| Task to complete |
Repeat the data verbatim.

Data items
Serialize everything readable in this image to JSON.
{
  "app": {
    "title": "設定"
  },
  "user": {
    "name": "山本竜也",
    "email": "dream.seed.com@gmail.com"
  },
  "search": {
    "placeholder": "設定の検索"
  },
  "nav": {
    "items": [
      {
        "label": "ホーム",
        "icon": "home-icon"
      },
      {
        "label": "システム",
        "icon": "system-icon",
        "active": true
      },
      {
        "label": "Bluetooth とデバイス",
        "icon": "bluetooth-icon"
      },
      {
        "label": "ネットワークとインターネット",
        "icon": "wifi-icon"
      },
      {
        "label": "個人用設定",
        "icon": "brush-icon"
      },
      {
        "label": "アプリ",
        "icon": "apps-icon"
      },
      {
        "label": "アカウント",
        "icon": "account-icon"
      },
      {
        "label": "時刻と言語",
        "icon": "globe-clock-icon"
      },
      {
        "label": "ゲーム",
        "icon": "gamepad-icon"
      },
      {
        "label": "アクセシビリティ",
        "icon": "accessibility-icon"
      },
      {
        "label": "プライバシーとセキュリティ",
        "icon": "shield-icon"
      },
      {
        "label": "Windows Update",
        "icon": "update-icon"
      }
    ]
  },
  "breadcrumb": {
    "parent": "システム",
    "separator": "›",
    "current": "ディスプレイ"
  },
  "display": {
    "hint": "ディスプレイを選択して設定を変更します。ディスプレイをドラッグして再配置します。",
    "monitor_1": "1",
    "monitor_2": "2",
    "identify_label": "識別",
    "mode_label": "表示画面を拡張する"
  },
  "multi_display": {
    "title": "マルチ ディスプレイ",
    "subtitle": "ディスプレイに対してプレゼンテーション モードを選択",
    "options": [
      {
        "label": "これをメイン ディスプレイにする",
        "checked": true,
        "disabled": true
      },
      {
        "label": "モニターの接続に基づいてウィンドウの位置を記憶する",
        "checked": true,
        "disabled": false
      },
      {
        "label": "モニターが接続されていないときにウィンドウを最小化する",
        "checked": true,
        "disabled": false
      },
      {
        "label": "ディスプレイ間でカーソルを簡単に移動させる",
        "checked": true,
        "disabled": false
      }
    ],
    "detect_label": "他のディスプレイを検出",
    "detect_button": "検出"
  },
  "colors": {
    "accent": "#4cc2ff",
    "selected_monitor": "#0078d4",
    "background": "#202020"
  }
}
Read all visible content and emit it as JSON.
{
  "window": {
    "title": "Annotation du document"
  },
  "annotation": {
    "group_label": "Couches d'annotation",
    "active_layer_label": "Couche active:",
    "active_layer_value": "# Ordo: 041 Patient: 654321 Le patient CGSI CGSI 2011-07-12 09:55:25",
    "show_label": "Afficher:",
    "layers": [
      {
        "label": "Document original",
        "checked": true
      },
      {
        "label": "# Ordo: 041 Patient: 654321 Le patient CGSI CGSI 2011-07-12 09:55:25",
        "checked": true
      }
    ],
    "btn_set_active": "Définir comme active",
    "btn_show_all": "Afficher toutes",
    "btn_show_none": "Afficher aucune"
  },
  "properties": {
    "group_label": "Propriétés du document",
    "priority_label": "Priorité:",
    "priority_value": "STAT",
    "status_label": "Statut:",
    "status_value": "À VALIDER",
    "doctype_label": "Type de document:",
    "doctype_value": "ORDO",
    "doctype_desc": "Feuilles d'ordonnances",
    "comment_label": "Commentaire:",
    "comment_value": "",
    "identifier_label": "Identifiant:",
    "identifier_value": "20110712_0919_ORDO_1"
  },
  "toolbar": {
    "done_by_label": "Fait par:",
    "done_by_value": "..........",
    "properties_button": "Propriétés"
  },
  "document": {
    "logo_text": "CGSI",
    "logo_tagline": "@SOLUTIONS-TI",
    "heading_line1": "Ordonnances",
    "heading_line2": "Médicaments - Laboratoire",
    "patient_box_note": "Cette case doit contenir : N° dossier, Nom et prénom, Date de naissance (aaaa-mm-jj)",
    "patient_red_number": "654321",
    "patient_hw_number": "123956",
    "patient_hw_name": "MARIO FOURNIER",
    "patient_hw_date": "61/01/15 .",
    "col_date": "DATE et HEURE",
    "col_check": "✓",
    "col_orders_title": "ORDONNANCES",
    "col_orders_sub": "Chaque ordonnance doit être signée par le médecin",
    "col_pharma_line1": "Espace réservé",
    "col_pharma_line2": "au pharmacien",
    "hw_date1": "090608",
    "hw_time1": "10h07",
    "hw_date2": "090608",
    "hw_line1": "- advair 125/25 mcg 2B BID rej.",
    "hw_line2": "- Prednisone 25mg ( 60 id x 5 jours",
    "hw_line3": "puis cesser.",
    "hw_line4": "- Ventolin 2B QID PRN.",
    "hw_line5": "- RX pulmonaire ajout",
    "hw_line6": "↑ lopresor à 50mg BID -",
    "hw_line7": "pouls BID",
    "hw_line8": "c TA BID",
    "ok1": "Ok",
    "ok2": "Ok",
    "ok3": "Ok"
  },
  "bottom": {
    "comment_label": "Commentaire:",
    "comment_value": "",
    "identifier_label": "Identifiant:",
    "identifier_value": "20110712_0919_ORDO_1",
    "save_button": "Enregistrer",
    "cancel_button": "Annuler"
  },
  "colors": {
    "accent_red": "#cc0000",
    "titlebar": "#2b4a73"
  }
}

| Output for this task |
Serialize everything readable in this image to JSON.
{
  "app": {
    "title": "設定"
  },
  "user": {
    "name": "山本竜也",
    "email": "dream.seed.com@gmail.com"
  },
  "search": {
    "placeholder": "設定の検索"
  },
  "nav": {
    "items": [
      {
        "label": "ホーム",
        "icon": "home-icon"
      },
      {
        "label": "システム",
        "icon": "system-icon",
        "active": true
      },
      {
        "label": "Bluetooth とデバイス",
        "icon": "bluetooth-icon"
      },
      {
        "label": "ネットワークとインターネット",
        "icon": "wifi-icon"
      },
      {
        "label": "個人用設定",
        "icon": "brush-icon"
      },
      {
        "label": "アプリ",
        "icon": "apps-icon"
      },
      {
        "label": "アカウント",
        "icon": "account-icon"
      },
      {
        "label": "時刻と言語",
        "icon": "globe-clock-icon"
      },
      {
        "label": "ゲーム",
        "icon": "gamepad-icon"
      },
      {
        "label": "アクセシビリティ",
        "icon": "accessibility-icon"
      },
      {
        "label": "プライバシーとセキュリティ",
        "icon": "shield-icon"
      },
      {
        "label": "Windows Update",
        "icon": "update-icon"
      }
    ]
  },
  "breadcrumb": {
    "parent": "システム",
    "separator": "›",
    "current": "ディスプレイ"
  },
  "display": {
    "hint": "ディスプレイを選択して設定を変更します。ディスプレイをドラッグして再配置します。",
    "monitor_1": "1",
    "monitor_2": "2",
    "identify_label": "識別",
    "mode_label": "表示画面を拡張する"
  },
  "multi_display": {
    "title": "マルチ ディスプレイ",
    "subtitle": "ディスプレイに対してプレゼンテーション モードを選択",
    "options": [
      {
        "label": "これをメイン ディスプレイにする",
        "checked": true,
        "disabled": true
      },
      {
        "label": "モニターの接続に基づいてウィンドウの位置を記憶する",
        "checked": true,
        "disabled": false
      },
      {
        "label": "モニターが接続されていないときにウィンドウを最小化する",
        "checked": true,
        "disabled": false
      },
      {
        "label": "ディスプレイ間でカーソルを簡単に移動させる",
        "checked": true,
        "disabled": false
      }
    ],
    "detect_label": "他のディスプレイを検出",
    "detect_button": "検出"
  },
  "colors": {
    "accent": "#4cc2ff",
    "selected_monitor": "#0078d4",
    "background": "#202020"
  }
}
Read all visible content and emit it as JSON.
{
  "window": {
    "title": "Annotation du document"
  },
  "annotation": {
    "group_label": "Couches d'annotation",
    "active_layer_label": "Couche active:",
    "active_layer_value": "# Ordo: 041 Patient: 654321 Le patient CGSI CGSI 2011-07-12 09:55:25",
    "show_label": "Afficher:",
    "layers": [
      {
        "label": "Document original",
        "checked": true
      },
      {
        "label": "# Ordo: 041 Patient: 654321 Le patient CGSI CGSI 2011-07-12 09:55:25",
        "checked": true
      }
    ],
    "btn_set_active": "Définir comme active",
    "btn_show_all": "Afficher toutes",
    "btn_show_none": "Afficher aucune"
  },
  "properties": {
    "group_label": "Propriétés du document",
    "priority_label": "Priorité:",
    "priority_value": "STAT",
    "status_label": "Statut:",
    "status_value": "À VALIDER",
    "doctype_label": "Type de document:",
    "doctype_value": "ORDO",
    "doctype_desc": "Feuilles d'ordonnances",
    "comment_label": "Commentaire:",
    "comment_value": "",
    "identifier_label": "Identifiant:",
    "identifier_value": "20110712_0919_ORDO_1"
  },
  "toolbar": {
    "done_by_label": "Fait par:",
    "done_by_value": "..........",
    "properties_button": "Propriétés"
  },
  "document": {
    "logo_text": "CGSI",
    "logo_tagline": "@SOLUTIONS-TI",
    "heading_line1": "Ordonnances",
    "heading_line2": "Médicaments - Laboratoire",
    "patient_box_note": "Cette case doit contenir : N° dossier, Nom et prénom, Date de naissance (aaaa-mm-jj)",
    "patient_red_number": "654321",
    "patient_hw_number": "123956",
    "patient_hw_name": "MARIO FOURNIER",
    "patient_hw_date": "61/01/15 .",
    "col_date": "DATE et HEURE",
    "col_check": "✓",
    "col_orders_title": "ORDONNANCES",
    "col_orders_sub": "Chaque ordonnance doit être signée par le médecin",
    "col_pharma_line1": "Espace réservé",
    "col_pharma_line2": "au pharmacien",
    "hw_date1": "090608",
    "hw_time1": "10h07",
    "hw_date2": "090608",
    "hw_line1": "- advair 125/25 mcg 2B BID rej.",
    "hw_line2": "- Prednisone 25mg ( 60 id x 5 jours",
    "hw_line3": "puis cesser.",
    "hw_line4": "- Ventolin 2B QID PRN.",
    "hw_line5": "- RX pulmonaire ajout",
    "hw_line6": "↑ lopresor à 50mg BID -",
    "hw_line7": "pouls BID",
    "hw_line8": "c TA BID",
    "ok1": "Ok",
    "ok2": "Ok",
    "ok3": "Ok"
  },
  "bottom": {
    "comment_label": "Commentaire:",
    "comment_value": "",
    "identifier_label": "Identifiant:",
    "identifier_value": "20110712_0919_ORDO_1",
    "save_button": "Enregistrer",
    "cancel_button": "Annuler"
  },
  "colors": {
    "accent_red": "#cc0000",
    "titlebar": "#2b4a73"
  }
}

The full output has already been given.